* start Records shown *

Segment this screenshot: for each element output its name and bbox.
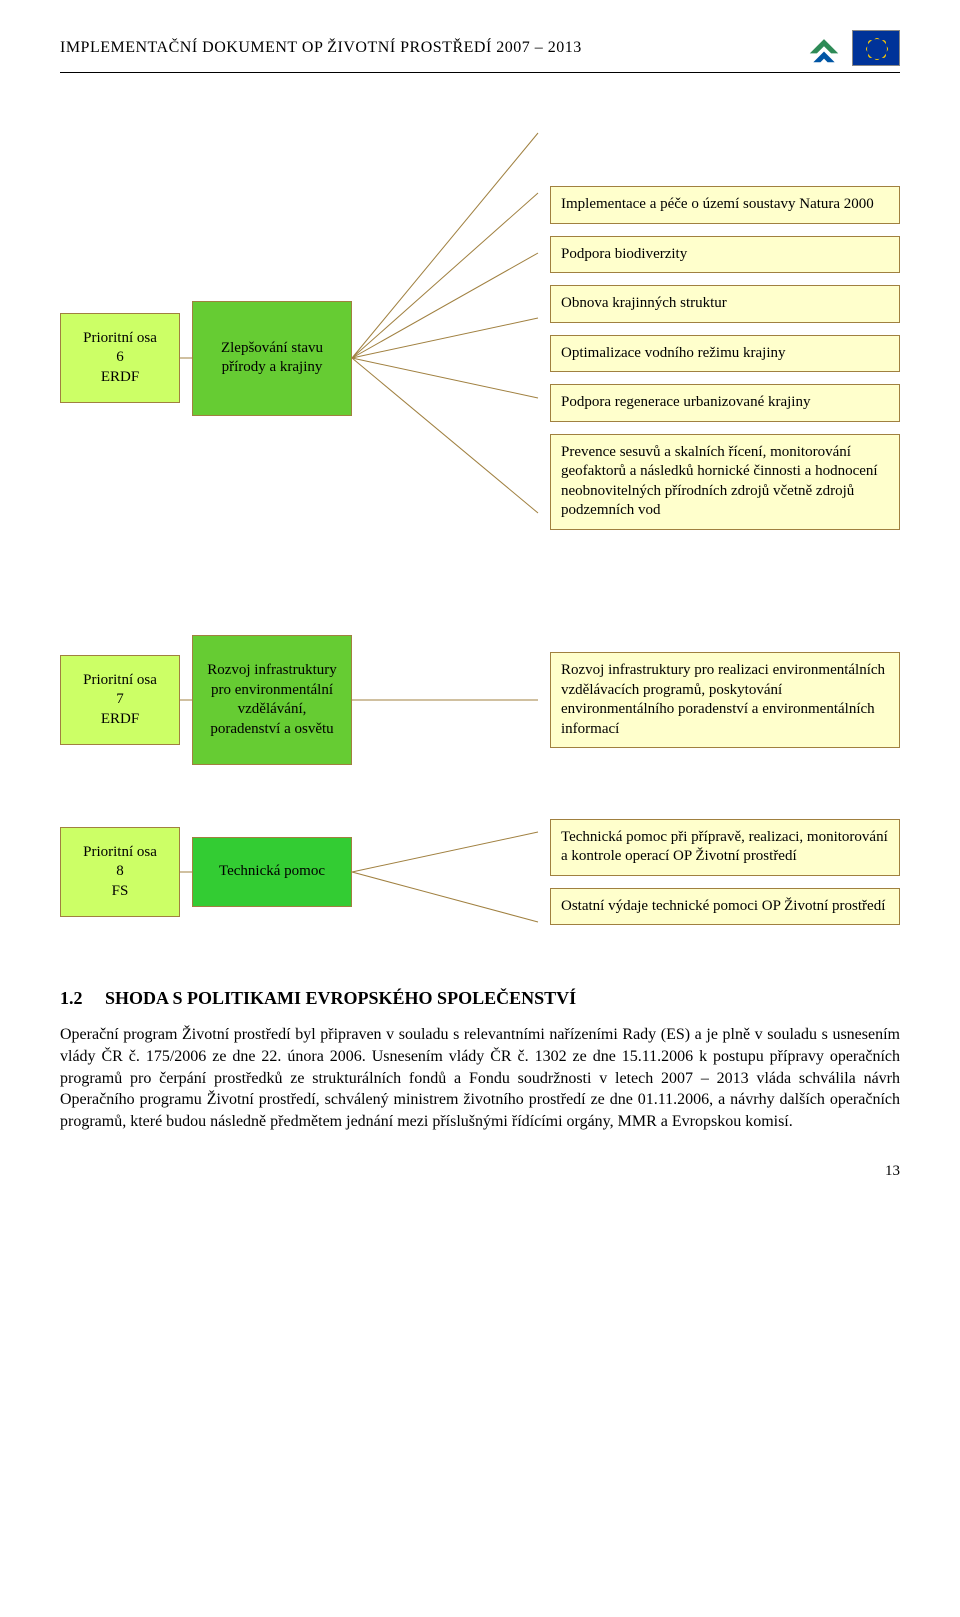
page-number: 13 [60, 1162, 900, 1182]
priority-axis-8-row: Prioritní osa 8 FS Technická pomoc Techn… [60, 787, 900, 957]
axis-6-right-item: Obnova krajinných struktur [550, 285, 900, 323]
axis-6-right-item: Prevence sesuvů a skalních řícení, monit… [550, 434, 900, 530]
axis-7-middle-box: Rozvoj infrastruktury pro environmentáln… [192, 635, 352, 765]
axis-6-right-stack: Implementace a péče o území soustavy Nat… [550, 186, 900, 530]
axis-8-middle-box: Technická pomoc [192, 837, 352, 907]
axis-6-right-item: Optimalizace vodního režimu krajiny [550, 335, 900, 373]
axis-8-right-item: Technická pomoc při přípravě, realizaci,… [550, 819, 900, 876]
axis-6-right-item: Podpora biodiverzity [550, 236, 900, 274]
axis-8-right-item: Ostatní výdaje technické pomoci OP Život… [550, 888, 900, 926]
axis-6-right-item: Implementace a péče o území soustavy Nat… [550, 186, 900, 224]
axis-6-middle-box: Zlepšování stavu přírody a krajiny [192, 301, 352, 416]
axis-7-right-item: Rozvoj infrastruktury pro realizaci envi… [550, 652, 900, 748]
priority-axis-6-row: Prioritní osa 6 ERDF Zlepšování stavu př… [60, 103, 900, 613]
axis-8-right-stack: Technická pomoc při přípravě, realizaci,… [550, 819, 900, 926]
section-title: SHODA S POLITIKAMI EVROPSKÉHO SPOLEČENST… [105, 988, 576, 1008]
section-number: 1.2 [60, 988, 83, 1008]
environment-logo-icon [802, 30, 846, 66]
axis-7-left-box: Prioritní osa 7 ERDF [60, 655, 180, 745]
eu-flag-icon [852, 30, 900, 66]
section-heading: 1.2 SHODA S POLITIKAMI EVROPSKÉHO SPOLEČ… [60, 987, 900, 1010]
page-header: IMPLEMENTAČNÍ DOKUMENT OP ŽIVOTNÍ PROSTŘ… [60, 30, 900, 66]
header-divider [60, 72, 900, 73]
body-paragraph: Operační program Životní prostředí byl p… [60, 1024, 900, 1132]
priority-axis-7-row: Prioritní osa 7 ERDF Rozvoj infrastruktu… [60, 635, 900, 765]
doc-title: IMPLEMENTAČNÍ DOKUMENT OP ŽIVOTNÍ PROSTŘ… [60, 38, 582, 59]
axis-7-right-stack: Rozvoj infrastruktury pro realizaci envi… [550, 652, 900, 748]
logo-group [802, 30, 900, 66]
axis-6-left-box: Prioritní osa 6 ERDF [60, 313, 180, 403]
axis-8-left-box: Prioritní osa 8 FS [60, 827, 180, 917]
axis-6-right-item: Podpora regenerace urbanizované krajiny [550, 384, 900, 422]
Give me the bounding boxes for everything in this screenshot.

* end Records shown *

The request:
Copy out every line in the records that contains the string "Implementace".

Expected output:
axis-6-right-stack: Implementace a péče o území soustavy Nat… [550, 186, 900, 530]
axis-6-right-item: Implementace a péče o území soustavy Nat… [550, 186, 900, 224]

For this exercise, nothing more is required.